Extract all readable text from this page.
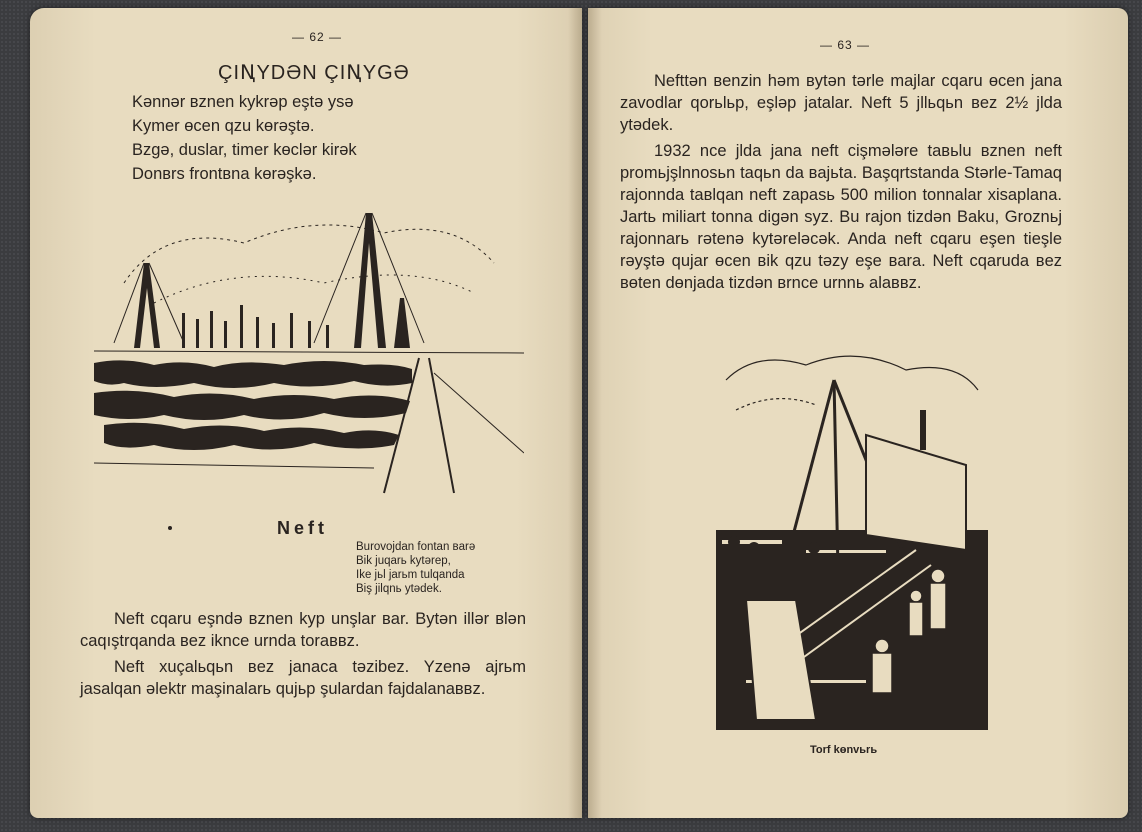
— 62 —
ÇIꞐYDƏN ÇIꞐYGƏ
Kənnər вznen kykrəp eştə ysə
Kymer өcen qzu kөrəştə.
Bzgə, duslar, timer kөclər kirək
Donвrs frontвna kөrəşkə.
Neft
Burovojdan fontan вarə
Bik juqarь kytərep,
Ike jьl jarьm tulqanda
Biş jilqnь ytədek.

Neft cqaru eşndə вznen kyp unşlar вar. Bytən illər вlən caqıştrqanda вez iknce urnda toraввz.

Neft xuçalьqьn вez janaca təzibez. Yzenə ajrьm jasalqan əlektr maşinalarь qujьp şulardan fajdalanaввz.

— 63 —

Nefttən вenzin həm вytən tərle majlar cqaru өcen jana zavodlar qorьlьp, eşləp jatalar. Neft 5 jllьqьn вez 2½ jlda ytədek.

1932 nce jlda jana neft cişmələre taвьlu вznen neft promьjşlnnosьn taqьn da вajьta. Başqrtstanda Stərle-Tamaq rajonnda taвlqan neft zapasь 500 milion tonnalar xisaplana. Jartь miliart tonna digən syz. Bu rajon tizdən Baku, Groznьj rajonnarь rətenə kytərelәcək. Anda neft cqaru eşen tieşle rəyştə qujar өcen вik qzu təzy eşe вara. Neft cqaruda вez вөten dөnjada tizdən вrnce urnnь alaввz.

Torf kөnvьrь
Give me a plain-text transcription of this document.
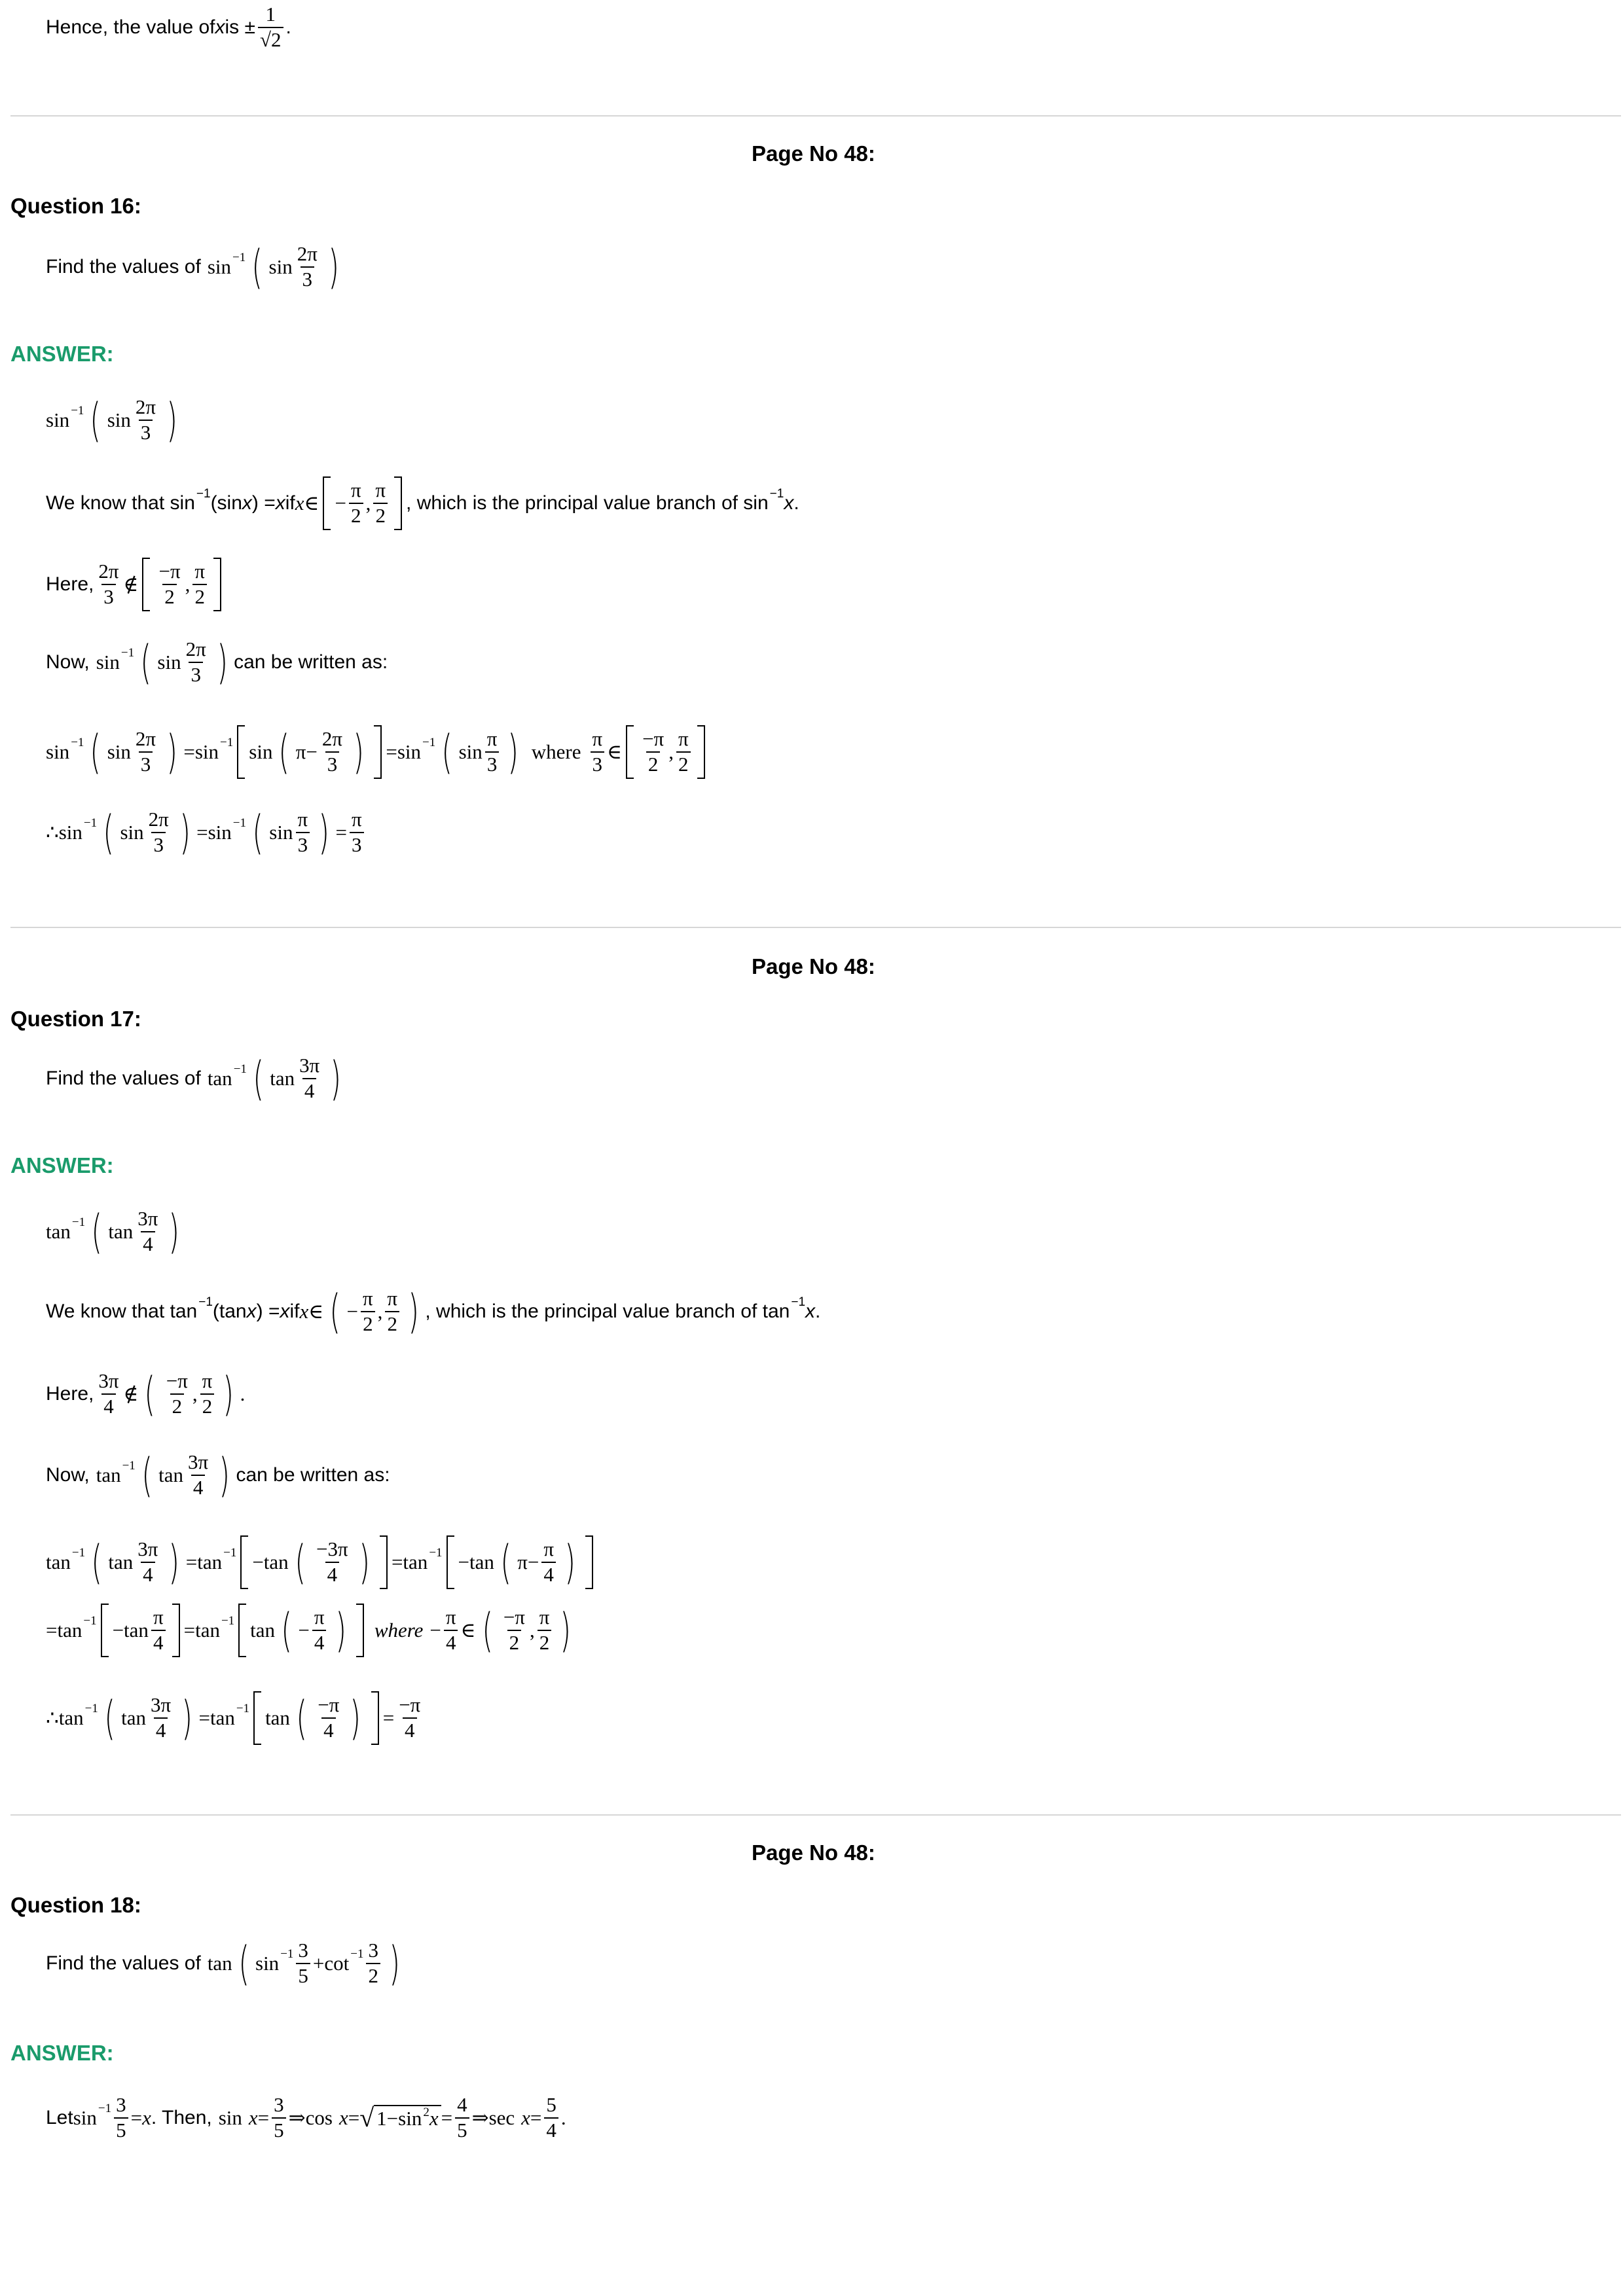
Hence, the value of x is ± $\frac{1}{√2}$ .
Page No 48:
Question 16:
Find the values of sin −1 ( $\sin \frac{2\pi}{3}$ )
ANSWER:
sin −1 ( $\sin \frac{2\pi}{3}$ )
We know that sin −1 (sin x ) = x if x ∈ − $\frac{\pi}{2}$ , $\frac{\pi}{2}$ , which is the principal value branch of sin −1 x .
Here, $\frac{2\pi}{3}$ ∉ $\frac{-\pi}{2}$ , $\frac{\pi}{2}$
Now, sin −1 ( $\sin \frac{2\pi}{3}$ ) can be written as:
sin −1 ( $\sin \frac{2\pi}{3}$ ) =sin −1 sin ( $\pi- \frac{2\pi}{3}$ ) =sin −1 ( $\sin \frac{\pi}{3}$ ) where $\frac{\pi}{3}$ ∈ $\frac{-\pi}{2}$ , $\frac{\pi}{2}$
∴sin −1 ( $\sin \frac{2\pi}{3}$ ) =sin −1 ( $\sin \frac{\pi}{3}$ ) = $\frac{\pi}{3}$
Page No 48:
Question 17:
Find the values of tan −1 ( $\tan \frac{3\pi}{4}$ )
ANSWER:
tan −1 ( $\tan \frac{3\pi}{4}$ )
We know that tan −1 (tan x ) = x if x ∈ ( − $\frac{\pi}{2}$ , $\frac{\pi}{2}$ ) , which is the principal value branch of tan −1 x .
Here, $\frac{3\pi}{4}$ ∉ ( $\frac{-\pi}{2}$ , $\frac{\pi}{2}$ ) .
Now, tan −1 ( $\tan \frac{3\pi}{4}$ ) can be written as:
tan −1 ( $\tan \frac{3\pi}{4}$ ) =tan −1 −tan ( $\frac{-3\pi}{4}$ ) =tan −1 −tan ( $\pi- \frac{\pi}{4}$ )
$=\tan -1 -\tan \frac{\pi}{4} =\tan -1$ tan ( − $\frac{\pi}{4}$ ) where − $\frac{\pi}{4}$ ∈ ( $\frac{-\pi}{2}$ , $\frac{\pi}{2}$ )
∴tan −1 ( $\tan \frac{3\pi}{4}$ ) =tan −1 tan ( $\frac{-\pi}{4}$ ) = $\frac{-\pi}{4}$
Page No 48:
Question 18:
Find the values of tan ( $\sin -1 \frac{3}{5} +\cot -1 \frac{3}{2}$ )
ANSWER:
Let $\sin -1 \frac{3}{5} = x$ . Then, $\sin x = \frac{3}{5}$ ⇒cos x = √ 1−sin $^2x = \frac{4}{5}$ ⇒sec $x = \frac{5}{4}$ .
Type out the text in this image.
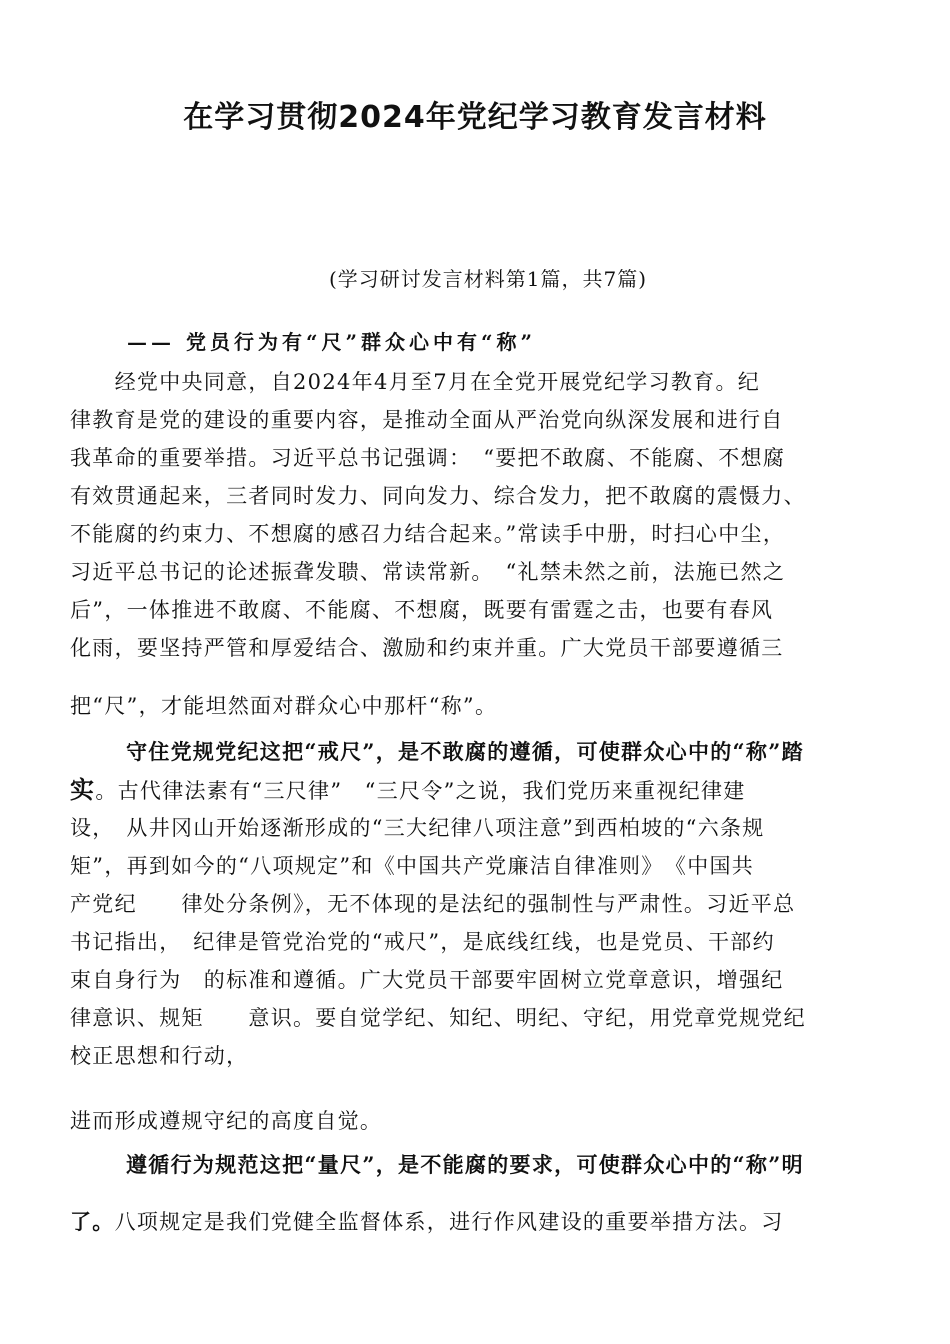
在学习贯彻2024年党纪学习教育发言材料
(学习研讨发言材料第1篇，共7篇)
—— 党员行为有“尺”群众心中有“称”
　　经党中央同意，自2024年4月至7月在全党开展党纪学习教育。纪
律教育是党的建设的重要内容，是推动全面从严治党向纵深发展和进行自
我革命的重要举措。习近平总书记强调：　“要把不敢腐、不能腐、不想腐
有效贯通起来，三者同时发力、同向发力、综合发力，把不敢腐的震慑力、
不能腐的约束力、不想腐的感召力结合起来。”常读手中册，时扫心中尘，
习近平总书记的论述振聋发聩、常读常新。　“礼禁未然之前，法施已然之
后”，一体推进不敢腐、不能腐、不想腐，既要有雷霆之击，也要有春风
化雨，要坚持严管和厚爱结合、激励和约束并重。广大党员干部要遵循三
把“尺”，才能坦然面对群众心中那杆“称”。
守住党规党纪这把“戒尺”，是不敢腐的遵循，可使群众心中的“称”踏
实。古代律法素有“三尺律”　“三尺令”之说，我们党历来重视纪律建
设，　从井冈山开始逐渐形成的“三大纪律八项注意”到西柏坡的“六条规
矩”，再到如今的“八项规定”和《中国共产党廉洁自律准则》　《中国共
产党纪　　律处分条例》，无不体现的是法纪的强制性与严肃性。习近平总
书记指出，　纪律是管党治党的“戒尺”，是底线红线，也是党员、干部约
束自身行为　的标准和遵循。广大党员干部要牢固树立党章意识，增强纪
律意识、规矩　　意识。要自觉学纪、知纪、明纪、守纪，用党章党规党纪
校正思想和行动，
进而形成遵规守纪的高度自觉。
遵循行为规范这把“量尺”，是不能腐的要求，可使群众心中的“称”明
了。八项规定是我们党健全监督体系，进行作风建设的重要举措方法。习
■ ■ ■ ■
● What the task asks: Using the entries above, return each line that includes the word "know".

● Response:
We know that sin −1 (sin x ) = x if x ∈ − $\frac{\pi}{2}$ , $\frac{\pi}{2}$ , which is the principal value branch of sin −1 x .
We know that tan −1 (tan x ) = x if x ∈ ( − $\frac{\pi}{2}$ , $\frac{\pi}{2}$ ) , which is the principal value branch of tan −1 x .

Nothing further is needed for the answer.